* _REQUIREMENT_:
Write out the whole listing exactly as it stands.

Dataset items
▬▬▬

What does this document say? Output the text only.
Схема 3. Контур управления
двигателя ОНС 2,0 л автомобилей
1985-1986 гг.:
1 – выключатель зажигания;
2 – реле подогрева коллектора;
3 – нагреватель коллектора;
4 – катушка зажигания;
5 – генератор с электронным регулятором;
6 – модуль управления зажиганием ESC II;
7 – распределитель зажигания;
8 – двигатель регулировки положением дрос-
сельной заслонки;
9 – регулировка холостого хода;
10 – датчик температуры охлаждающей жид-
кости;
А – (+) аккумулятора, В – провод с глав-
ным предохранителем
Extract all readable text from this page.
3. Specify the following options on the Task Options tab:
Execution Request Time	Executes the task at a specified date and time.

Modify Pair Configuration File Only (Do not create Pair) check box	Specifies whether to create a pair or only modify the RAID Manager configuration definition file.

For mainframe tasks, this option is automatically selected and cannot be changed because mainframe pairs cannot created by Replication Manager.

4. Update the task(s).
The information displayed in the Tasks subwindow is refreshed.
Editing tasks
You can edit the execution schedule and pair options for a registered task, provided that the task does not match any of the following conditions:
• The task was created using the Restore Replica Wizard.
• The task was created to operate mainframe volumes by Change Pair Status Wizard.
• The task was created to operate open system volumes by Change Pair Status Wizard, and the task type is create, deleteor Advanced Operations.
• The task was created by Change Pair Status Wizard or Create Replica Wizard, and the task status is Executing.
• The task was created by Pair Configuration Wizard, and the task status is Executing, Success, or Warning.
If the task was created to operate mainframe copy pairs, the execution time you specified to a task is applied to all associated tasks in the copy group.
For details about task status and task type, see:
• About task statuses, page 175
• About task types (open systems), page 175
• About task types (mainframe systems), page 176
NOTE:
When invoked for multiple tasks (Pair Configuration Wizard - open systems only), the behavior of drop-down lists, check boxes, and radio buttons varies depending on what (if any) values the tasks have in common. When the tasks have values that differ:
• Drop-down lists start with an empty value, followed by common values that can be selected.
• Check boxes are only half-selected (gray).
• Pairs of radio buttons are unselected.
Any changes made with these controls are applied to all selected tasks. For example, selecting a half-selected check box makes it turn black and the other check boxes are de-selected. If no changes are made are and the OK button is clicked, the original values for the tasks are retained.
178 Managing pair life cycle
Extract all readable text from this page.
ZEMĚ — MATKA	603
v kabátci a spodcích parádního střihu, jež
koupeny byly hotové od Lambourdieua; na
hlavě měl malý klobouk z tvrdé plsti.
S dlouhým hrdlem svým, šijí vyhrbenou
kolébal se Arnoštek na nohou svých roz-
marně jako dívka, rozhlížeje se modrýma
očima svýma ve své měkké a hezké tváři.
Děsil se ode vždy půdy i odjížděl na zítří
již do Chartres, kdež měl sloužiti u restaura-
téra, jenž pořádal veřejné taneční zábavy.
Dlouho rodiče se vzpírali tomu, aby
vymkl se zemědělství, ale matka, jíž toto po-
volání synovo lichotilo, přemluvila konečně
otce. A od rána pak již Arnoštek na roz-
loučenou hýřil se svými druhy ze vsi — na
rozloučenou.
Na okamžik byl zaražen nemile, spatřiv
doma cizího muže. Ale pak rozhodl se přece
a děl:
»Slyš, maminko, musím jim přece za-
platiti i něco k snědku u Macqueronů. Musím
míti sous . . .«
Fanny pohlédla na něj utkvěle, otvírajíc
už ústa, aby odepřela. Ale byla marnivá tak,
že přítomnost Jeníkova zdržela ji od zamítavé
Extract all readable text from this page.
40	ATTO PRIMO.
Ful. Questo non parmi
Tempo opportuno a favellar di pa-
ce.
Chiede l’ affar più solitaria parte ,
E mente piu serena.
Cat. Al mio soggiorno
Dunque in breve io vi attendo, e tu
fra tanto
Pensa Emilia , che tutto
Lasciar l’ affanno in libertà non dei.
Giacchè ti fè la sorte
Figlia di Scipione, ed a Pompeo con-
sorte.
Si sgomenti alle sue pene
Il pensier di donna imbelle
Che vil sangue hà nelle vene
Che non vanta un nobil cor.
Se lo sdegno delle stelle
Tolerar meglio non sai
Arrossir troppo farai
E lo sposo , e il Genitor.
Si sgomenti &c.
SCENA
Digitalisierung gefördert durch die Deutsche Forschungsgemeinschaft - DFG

▬▬▬

* _RESPONSE TO THE EXERCISE_:
What does this document say? Output the text only.
Схема 3. Контур управления
двигателя ОНС 2,0 л автомобилей
1985-1986 гг.:
1 – выключатель зажигания;
2 – реле подогрева коллектора;
3 – нагреватель коллектора;
4 – катушка зажигания;
5 – генератор с электронным регулятором;
6 – модуль управления зажиганием ESC II;
7 – распределитель зажигания;
8 – двигатель регулировки положением дрос-
сельной заслонки;
9 – регулировка холостого хода;
10 – датчик температуры охлаждающей жид-
кости;
А – (+) аккумулятора, В – провод с глав-
ным предохранителем
Extract all readable text from this page.
3. Specify the following options on the Task Options tab:
Execution Request Time	Executes the task at a specified date and time.

Modify Pair Configuration File Only (Do not create Pair) check box	Specifies whether to create a pair or only modify the RAID Manager configuration definition file.

For mainframe tasks, this option is automatically selected and cannot be changed because mainframe pairs cannot created by Replication Manager.

4. Update the task(s).
The information displayed in the Tasks subwindow is refreshed.
Editing tasks
You can edit the execution schedule and pair options for a registered task, provided that the task does not match any of the following conditions:
• The task was created using the Restore Replica Wizard.
• The task was created to operate mainframe volumes by Change Pair Status Wizard.
• The task was created to operate open system volumes by Change Pair Status Wizard, and the task type is create, deleteor Advanced Operations.
• The task was created by Change Pair Status Wizard or Create Replica Wizard, and the task status is Executing.
• The task was created by Pair Configuration Wizard, and the task status is Executing, Success, or Warning.
If the task was created to operate mainframe copy pairs, the execution time you specified to a task is applied to all associated tasks in the copy group.
For details about task status and task type, see:
• About task statuses, page 175
• About task types (open systems), page 175
• About task types (mainframe systems), page 176
NOTE:
When invoked for multiple tasks (Pair Configuration Wizard - open systems only), the behavior of drop-down lists, check boxes, and radio buttons varies depending on what (if any) values the tasks have in common. When the tasks have values that differ:
• Drop-down lists start with an empty value, followed by common values that can be selected.
• Check boxes are only half-selected (gray).
• Pairs of radio buttons are unselected.
Any changes made with these controls are applied to all selected tasks. For example, selecting a half-selected check box makes it turn black and the other check boxes are de-selected. If no changes are made are and the OK button is clicked, the original values for the tasks are retained.
178 Managing pair life cycle
Extract all readable text from this page.
ZEMĚ — MATKA	603
v kabátci a spodcích parádního střihu, jež
koupeny byly hotové od Lambourdieua; na
hlavě měl malý klobouk z tvrdé plsti.
S dlouhým hrdlem svým, šijí vyhrbenou
kolébal se Arnoštek na nohou svých roz-
marně jako dívka, rozhlížeje se modrýma
očima svýma ve své měkké a hezké tváři.
Děsil se ode vždy půdy i odjížděl na zítří
již do Chartres, kdež měl sloužiti u restaura-
téra, jenž pořádal veřejné taneční zábavy.
Dlouho rodiče se vzpírali tomu, aby
vymkl se zemědělství, ale matka, jíž toto po-
volání synovo lichotilo, přemluvila konečně
otce. A od rána pak již Arnoštek na roz-
loučenou hýřil se svými druhy ze vsi — na
rozloučenou.
Na okamžik byl zaražen nemile, spatřiv
doma cizího muže. Ale pak rozhodl se přece
a děl:
»Slyš, maminko, musím jim přece za-
platiti i něco k snědku u Macqueronů. Musím
míti sous . . .«
Fanny pohlédla na něj utkvěle, otvírajíc
už ústa, aby odepřela. Ale byla marnivá tak,
že přítomnost Jeníkova zdržela ji od zamítavé
Extract all readable text from this page.
40	ATTO PRIMO.
Ful. Questo non parmi
Tempo opportuno a favellar di pa-
ce.
Chiede l’ affar più solitaria parte ,
E mente piu serena.
Cat. Al mio soggiorno
Dunque in breve io vi attendo, e tu
fra tanto
Pensa Emilia , che tutto
Lasciar l’ affanno in libertà non dei.
Giacchè ti fè la sorte
Figlia di Scipione, ed a Pompeo con-
sorte.
Si sgomenti alle sue pene
Il pensier di donna imbelle
Che vil sangue hà nelle vene
Che non vanta un nobil cor.
Se lo sdegno delle stelle
Tolerar meglio non sai
Arrossir troppo farai
E lo sposo , e il Genitor.
Si sgomenti &c.
SCENA
Digitalisierung gefördert durch die Deutsche Forschungsgemeinschaft - DFG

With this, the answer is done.